### What is asked
Will you transcribe the entries that follow, exactly and in full?

### Material for the task
---------------

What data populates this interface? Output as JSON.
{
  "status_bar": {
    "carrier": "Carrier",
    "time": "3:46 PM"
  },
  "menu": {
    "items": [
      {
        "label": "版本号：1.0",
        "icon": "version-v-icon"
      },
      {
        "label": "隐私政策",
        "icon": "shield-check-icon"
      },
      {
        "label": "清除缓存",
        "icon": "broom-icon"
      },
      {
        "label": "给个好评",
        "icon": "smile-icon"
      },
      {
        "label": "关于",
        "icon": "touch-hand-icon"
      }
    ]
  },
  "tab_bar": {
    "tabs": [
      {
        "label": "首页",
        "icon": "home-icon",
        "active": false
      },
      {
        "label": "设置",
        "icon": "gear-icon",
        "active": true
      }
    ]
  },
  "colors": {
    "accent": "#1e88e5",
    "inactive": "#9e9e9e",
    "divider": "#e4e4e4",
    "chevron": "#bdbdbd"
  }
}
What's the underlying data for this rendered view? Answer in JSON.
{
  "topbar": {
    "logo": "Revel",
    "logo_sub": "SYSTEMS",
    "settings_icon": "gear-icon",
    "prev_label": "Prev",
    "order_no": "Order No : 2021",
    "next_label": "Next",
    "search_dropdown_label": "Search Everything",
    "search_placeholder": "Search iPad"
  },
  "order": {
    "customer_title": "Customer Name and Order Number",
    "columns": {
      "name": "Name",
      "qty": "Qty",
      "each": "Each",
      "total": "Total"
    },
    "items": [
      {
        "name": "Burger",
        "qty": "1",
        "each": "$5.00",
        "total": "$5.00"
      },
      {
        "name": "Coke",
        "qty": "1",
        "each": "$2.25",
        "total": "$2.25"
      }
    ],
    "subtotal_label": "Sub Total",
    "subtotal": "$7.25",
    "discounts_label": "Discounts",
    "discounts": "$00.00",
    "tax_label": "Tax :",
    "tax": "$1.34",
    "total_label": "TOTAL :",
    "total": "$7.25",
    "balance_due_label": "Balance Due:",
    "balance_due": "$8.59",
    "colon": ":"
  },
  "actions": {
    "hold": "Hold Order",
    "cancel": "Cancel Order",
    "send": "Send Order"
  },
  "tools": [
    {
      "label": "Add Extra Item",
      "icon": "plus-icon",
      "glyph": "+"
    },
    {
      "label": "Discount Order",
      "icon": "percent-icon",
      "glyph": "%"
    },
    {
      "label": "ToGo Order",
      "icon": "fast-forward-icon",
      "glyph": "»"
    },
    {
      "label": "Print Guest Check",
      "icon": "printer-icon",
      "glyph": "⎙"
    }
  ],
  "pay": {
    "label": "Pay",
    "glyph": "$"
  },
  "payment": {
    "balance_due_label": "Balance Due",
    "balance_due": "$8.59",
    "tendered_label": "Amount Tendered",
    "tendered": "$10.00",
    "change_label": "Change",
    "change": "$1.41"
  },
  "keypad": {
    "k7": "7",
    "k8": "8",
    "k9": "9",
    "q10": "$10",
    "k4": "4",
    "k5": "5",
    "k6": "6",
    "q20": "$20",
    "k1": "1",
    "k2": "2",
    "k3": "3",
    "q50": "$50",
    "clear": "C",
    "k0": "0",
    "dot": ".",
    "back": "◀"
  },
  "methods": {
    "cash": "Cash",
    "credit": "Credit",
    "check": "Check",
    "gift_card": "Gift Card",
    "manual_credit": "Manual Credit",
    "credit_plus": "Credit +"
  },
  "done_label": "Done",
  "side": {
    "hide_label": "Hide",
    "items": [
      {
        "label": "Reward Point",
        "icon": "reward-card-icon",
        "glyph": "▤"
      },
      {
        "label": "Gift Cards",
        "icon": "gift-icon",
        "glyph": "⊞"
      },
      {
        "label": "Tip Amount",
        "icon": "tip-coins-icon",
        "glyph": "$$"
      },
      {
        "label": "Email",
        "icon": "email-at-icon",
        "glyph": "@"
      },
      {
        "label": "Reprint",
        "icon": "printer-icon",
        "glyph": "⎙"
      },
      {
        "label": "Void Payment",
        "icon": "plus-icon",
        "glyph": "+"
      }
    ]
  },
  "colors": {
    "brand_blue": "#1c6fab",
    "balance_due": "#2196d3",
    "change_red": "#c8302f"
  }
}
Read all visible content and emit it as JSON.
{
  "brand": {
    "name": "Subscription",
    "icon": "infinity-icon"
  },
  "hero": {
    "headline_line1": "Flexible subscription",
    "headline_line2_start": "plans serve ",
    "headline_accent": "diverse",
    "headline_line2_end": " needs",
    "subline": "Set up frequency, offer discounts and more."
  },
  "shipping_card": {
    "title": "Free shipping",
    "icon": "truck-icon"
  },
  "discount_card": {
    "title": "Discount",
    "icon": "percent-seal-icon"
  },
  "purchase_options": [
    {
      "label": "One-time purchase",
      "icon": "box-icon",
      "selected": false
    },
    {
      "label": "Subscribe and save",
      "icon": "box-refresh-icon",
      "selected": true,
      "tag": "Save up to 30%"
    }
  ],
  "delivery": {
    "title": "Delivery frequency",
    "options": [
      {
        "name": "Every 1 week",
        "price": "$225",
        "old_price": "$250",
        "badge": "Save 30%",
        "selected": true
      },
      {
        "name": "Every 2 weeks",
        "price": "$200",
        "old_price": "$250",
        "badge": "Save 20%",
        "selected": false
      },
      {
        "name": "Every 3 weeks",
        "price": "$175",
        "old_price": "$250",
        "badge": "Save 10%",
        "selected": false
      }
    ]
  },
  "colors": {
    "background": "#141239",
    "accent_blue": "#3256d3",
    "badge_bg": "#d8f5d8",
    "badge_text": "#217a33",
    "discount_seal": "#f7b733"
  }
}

---------------

### Response for this exercise
What data populates this interface? Output as JSON.
{
  "status_bar": {
    "carrier": "Carrier",
    "time": "3:46 PM"
  },
  "menu": {
    "items": [
      {
        "label": "版本号：1.0",
        "icon": "version-v-icon"
      },
      {
        "label": "隐私政策",
        "icon": "shield-check-icon"
      },
      {
        "label": "清除缓存",
        "icon": "broom-icon"
      },
      {
        "label": "给个好评",
        "icon": "smile-icon"
      },
      {
        "label": "关于",
        "icon": "touch-hand-icon"
      }
    ]
  },
  "tab_bar": {
    "tabs": [
      {
        "label": "首页",
        "icon": "home-icon",
        "active": false
      },
      {
        "label": "设置",
        "icon": "gear-icon",
        "active": true
      }
    ]
  },
  "colors": {
    "accent": "#1e88e5",
    "inactive": "#9e9e9e",
    "divider": "#e4e4e4",
    "chevron": "#bdbdbd"
  }
}
What's the underlying data for this rendered view? Answer in JSON.
{
  "topbar": {
    "logo": "Revel",
    "logo_sub": "SYSTEMS",
    "settings_icon": "gear-icon",
    "prev_label": "Prev",
    "order_no": "Order No : 2021",
    "next_label": "Next",
    "search_dropdown_label": "Search Everything",
    "search_placeholder": "Search iPad"
  },
  "order": {
    "customer_title": "Customer Name and Order Number",
    "columns": {
      "name": "Name",
      "qty": "Qty",
      "each": "Each",
      "total": "Total"
    },
    "items": [
      {
        "name": "Burger",
        "qty": "1",
        "each": "$5.00",
        "total": "$5.00"
      },
      {
        "name": "Coke",
        "qty": "1",
        "each": "$2.25",
        "total": "$2.25"
      }
    ],
    "subtotal_label": "Sub Total",
    "subtotal": "$7.25",
    "discounts_label": "Discounts",
    "discounts": "$00.00",
    "tax_label": "Tax :",
    "tax": "$1.34",
    "total_label": "TOTAL :",
    "total": "$7.25",
    "balance_due_label": "Balance Due:",
    "balance_due": "$8.59",
    "colon": ":"
  },
  "actions": {
    "hold": "Hold Order",
    "cancel": "Cancel Order",
    "send": "Send Order"
  },
  "tools": [
    {
      "label": "Add Extra Item",
      "icon": "plus-icon",
      "glyph": "+"
    },
    {
      "label": "Discount Order",
      "icon": "percent-icon",
      "glyph": "%"
    },
    {
      "label": "ToGo Order",
      "icon": "fast-forward-icon",
      "glyph": "»"
    },
    {
      "label": "Print Guest Check",
      "icon": "printer-icon",
      "glyph": "⎙"
    }
  ],
  "pay": {
    "label": "Pay",
    "glyph": "$"
  },
  "payment": {
    "balance_due_label": "Balance Due",
    "balance_due": "$8.59",
    "tendered_label": "Amount Tendered",
    "tendered": "$10.00",
    "change_label": "Change",
    "change": "$1.41"
  },
  "keypad": {
    "k7": "7",
    "k8": "8",
    "k9": "9",
    "q10": "$10",
    "k4": "4",
    "k5": "5",
    "k6": "6",
    "q20": "$20",
    "k1": "1",
    "k2": "2",
    "k3": "3",
    "q50": "$50",
    "clear": "C",
    "k0": "0",
    "dot": ".",
    "back": "◀"
  },
  "methods": {
    "cash": "Cash",
    "credit": "Credit",
    "check": "Check",
    "gift_card": "Gift Card",
    "manual_credit": "Manual Credit",
    "credit_plus": "Credit +"
  },
  "done_label": "Done",
  "side": {
    "hide_label": "Hide",
    "items": [
      {
        "label": "Reward Point",
        "icon": "reward-card-icon",
        "glyph": "▤"
      },
      {
        "label": "Gift Cards",
        "icon": "gift-icon",
        "glyph": "⊞"
      },
      {
        "label": "Tip Amount",
        "icon": "tip-coins-icon",
        "glyph": "$$"
      },
      {
        "label": "Email",
        "icon": "email-at-icon",
        "glyph": "@"
      },
      {
        "label": "Reprint",
        "icon": "printer-icon",
        "glyph": "⎙"
      },
      {
        "label": "Void Payment",
        "icon": "plus-icon",
        "glyph": "+"
      }
    ]
  },
  "colors": {
    "brand_blue": "#1c6fab",
    "balance_due": "#2196d3",
    "change_red": "#c8302f"
  }
}
Read all visible content and emit it as JSON.
{
  "brand": {
    "name": "Subscription",
    "icon": "infinity-icon"
  },
  "hero": {
    "headline_line1": "Flexible subscription",
    "headline_line2_start": "plans serve ",
    "headline_accent": "diverse",
    "headline_line2_end": " needs",
    "subline": "Set up frequency, offer discounts and more."
  },
  "shipping_card": {
    "title": "Free shipping",
    "icon": "truck-icon"
  },
  "discount_card": {
    "title": "Discount",
    "icon": "percent-seal-icon"
  },
  "purchase_options": [
    {
      "label": "One-time purchase",
      "icon": "box-icon",
      "selected": false
    },
    {
      "label": "Subscribe and save",
      "icon": "box-refresh-icon",
      "selected": true,
      "tag": "Save up to 30%"
    }
  ],
  "delivery": {
    "title": "Delivery frequency",
    "options": [
      {
        "name": "Every 1 week",
        "price": "$225",
        "old_price": "$250",
        "badge": "Save 30%",
        "selected": true
      },
      {
        "name": "Every 2 weeks",
        "price": "$200",
        "old_price": "$250",
        "badge": "Save 20%",
        "selected": false
      },
      {
        "name": "Every 3 weeks",
        "price": "$175",
        "old_price": "$250",
        "badge": "Save 10%",
        "selected": false
      }
    ]
  },
  "colors": {
    "background": "#141239",
    "accent_blue": "#3256d3",
    "badge_bg": "#d8f5d8",
    "badge_text": "#217a33",
    "discount_seal": "#f7b733"
  }
}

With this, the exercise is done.